- [Texte à lire]
+++
Depuis la faillite de la Silicon Valley Bank (SVB) aux Etats-Unis, l’Europe redoute la contagion. Ce jeudi 16 mars, le Crédit Suisse rebondit en bourse après une chute record la veille — grâce à un emprunt de 50 milliards de francs suisse auprès de la banque centrale helvétique. De son côté, la Banque centrale européenne (BCE) maintient sa politique de hausse des taux. Comment l’Union européenne (UE) peut-elle protéger ses banques ? Quel rôle la BCE joue-t-elle dans l’équation ? Julien Delrieu et Guillaume Pajczer, seniors managers chez Vertuo Conseil – Square Management, répondent en exclusivité au Courrier Financier.

Le Courrier Financier : Comment la Silicon Valley Bank (SVB) a-t-elle fait faillite ? Qu’est-ce qui a déclenché ce bank run ?

Julien Delrieu & Guillaume Pajczer — Vertuo Conseil - Square Management : crise bancaire, « la faillite de SVB est un cas d'école »
Julien Delrieu

Julien Delrieu et Guillaume Pajczer : Le phénomène de bank run observé sur SVB — qui consiste en un retrait massif des dépôts en une très courte période — résulte de la perte de confiance des déposants dans l’établissement. En réalité, un « slow » bank run, suite à des conditions de financement plus restrictive des start-ups américaines avait déjà commencé avant.

Le bank run s’est accéléré suite à une tentative échouée par SVB de recapitalisation externe et à l’appel au retrait de plusieurs entrepreneurs de la sphère startup. Il convient de noter que ce bank run a atteint des volumes inconnus dans l’histoire de la finance mondiale — 42 milliards de dollars en moins de 10 heures !

La faillite de SVB est un cas d’école sur bien des aspects : une exposition majoritaire sur un secteur d’activité spécifique (la tech), une absence de diversification des sources de financement (quasi-exclusivement par des dépôts à vue), la faible couverture du risque de taux, etc.
+++
Traduisez en anglais cette phrase du texte sur la faillite de SVB : « De son côté, la Banque centrale européenne (BCE) maintient sa politique de hausse des taux. »
+++
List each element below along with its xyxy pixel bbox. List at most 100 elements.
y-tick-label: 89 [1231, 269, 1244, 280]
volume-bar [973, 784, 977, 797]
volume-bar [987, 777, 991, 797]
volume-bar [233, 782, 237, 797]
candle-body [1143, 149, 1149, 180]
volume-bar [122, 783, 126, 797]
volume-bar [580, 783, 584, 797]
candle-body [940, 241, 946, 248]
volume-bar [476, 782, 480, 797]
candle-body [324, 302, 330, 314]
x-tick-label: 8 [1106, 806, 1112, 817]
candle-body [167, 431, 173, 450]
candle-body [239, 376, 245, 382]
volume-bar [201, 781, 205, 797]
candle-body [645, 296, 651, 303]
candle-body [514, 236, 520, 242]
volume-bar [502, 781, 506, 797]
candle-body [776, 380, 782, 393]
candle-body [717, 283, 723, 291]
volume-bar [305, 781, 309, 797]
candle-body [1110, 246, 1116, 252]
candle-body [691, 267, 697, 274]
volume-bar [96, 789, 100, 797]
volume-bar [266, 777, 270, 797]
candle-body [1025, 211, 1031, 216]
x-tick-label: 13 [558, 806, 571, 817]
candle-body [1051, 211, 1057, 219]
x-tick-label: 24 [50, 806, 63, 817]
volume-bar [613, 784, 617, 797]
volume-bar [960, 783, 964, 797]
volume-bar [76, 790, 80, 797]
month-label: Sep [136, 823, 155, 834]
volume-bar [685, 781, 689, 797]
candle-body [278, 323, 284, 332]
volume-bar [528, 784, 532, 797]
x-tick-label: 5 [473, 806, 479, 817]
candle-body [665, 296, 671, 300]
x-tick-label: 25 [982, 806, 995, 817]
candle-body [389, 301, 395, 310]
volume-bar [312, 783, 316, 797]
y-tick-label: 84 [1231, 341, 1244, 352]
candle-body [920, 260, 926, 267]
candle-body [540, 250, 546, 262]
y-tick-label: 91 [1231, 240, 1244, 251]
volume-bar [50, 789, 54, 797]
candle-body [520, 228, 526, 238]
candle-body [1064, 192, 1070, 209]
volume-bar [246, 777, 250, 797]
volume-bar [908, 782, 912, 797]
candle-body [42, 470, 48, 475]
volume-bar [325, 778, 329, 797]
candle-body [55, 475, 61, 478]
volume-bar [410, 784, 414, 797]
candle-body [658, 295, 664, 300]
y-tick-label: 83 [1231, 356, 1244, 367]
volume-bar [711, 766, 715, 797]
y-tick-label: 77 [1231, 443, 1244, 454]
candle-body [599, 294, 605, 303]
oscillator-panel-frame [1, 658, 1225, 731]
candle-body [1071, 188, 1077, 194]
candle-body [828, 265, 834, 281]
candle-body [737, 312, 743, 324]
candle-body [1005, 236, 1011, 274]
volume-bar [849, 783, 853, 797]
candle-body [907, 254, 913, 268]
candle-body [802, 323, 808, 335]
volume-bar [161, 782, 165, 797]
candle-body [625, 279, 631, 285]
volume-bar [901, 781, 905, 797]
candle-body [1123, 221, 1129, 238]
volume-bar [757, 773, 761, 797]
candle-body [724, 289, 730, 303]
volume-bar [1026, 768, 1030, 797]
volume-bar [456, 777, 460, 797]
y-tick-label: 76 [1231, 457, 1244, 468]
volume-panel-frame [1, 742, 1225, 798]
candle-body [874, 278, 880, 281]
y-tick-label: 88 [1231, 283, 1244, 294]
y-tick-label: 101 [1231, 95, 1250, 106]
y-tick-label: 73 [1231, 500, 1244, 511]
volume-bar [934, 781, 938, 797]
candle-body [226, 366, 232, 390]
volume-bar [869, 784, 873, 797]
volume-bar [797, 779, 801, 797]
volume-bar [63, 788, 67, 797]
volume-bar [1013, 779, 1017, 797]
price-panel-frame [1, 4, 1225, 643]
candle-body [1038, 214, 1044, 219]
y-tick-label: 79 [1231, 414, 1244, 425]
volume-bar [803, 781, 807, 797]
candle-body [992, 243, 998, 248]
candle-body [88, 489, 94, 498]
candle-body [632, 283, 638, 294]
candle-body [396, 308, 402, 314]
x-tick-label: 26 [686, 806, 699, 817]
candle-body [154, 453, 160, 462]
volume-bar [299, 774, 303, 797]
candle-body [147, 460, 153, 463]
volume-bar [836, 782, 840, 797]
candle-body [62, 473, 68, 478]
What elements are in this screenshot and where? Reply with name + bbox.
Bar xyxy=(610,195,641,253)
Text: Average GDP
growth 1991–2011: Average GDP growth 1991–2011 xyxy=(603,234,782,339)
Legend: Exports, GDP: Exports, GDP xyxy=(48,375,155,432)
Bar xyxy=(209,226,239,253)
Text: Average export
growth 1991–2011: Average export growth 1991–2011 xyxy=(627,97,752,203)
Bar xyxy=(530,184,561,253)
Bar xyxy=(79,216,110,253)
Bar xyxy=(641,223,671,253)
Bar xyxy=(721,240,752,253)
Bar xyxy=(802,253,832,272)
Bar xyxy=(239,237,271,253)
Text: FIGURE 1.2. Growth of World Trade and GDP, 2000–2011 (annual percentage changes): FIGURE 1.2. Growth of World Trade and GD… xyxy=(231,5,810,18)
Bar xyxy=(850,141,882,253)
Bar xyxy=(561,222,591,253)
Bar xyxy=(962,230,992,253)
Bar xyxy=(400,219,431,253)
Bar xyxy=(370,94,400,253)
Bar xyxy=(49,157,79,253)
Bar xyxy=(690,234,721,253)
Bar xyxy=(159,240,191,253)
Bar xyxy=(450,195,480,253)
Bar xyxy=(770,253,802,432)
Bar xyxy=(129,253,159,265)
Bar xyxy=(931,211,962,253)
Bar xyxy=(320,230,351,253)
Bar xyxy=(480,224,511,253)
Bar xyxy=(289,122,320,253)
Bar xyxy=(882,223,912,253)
+++
- [Réponse attendue]
For its part, the European Central Bank (ECB) is maintaining its policy of raising interest rates.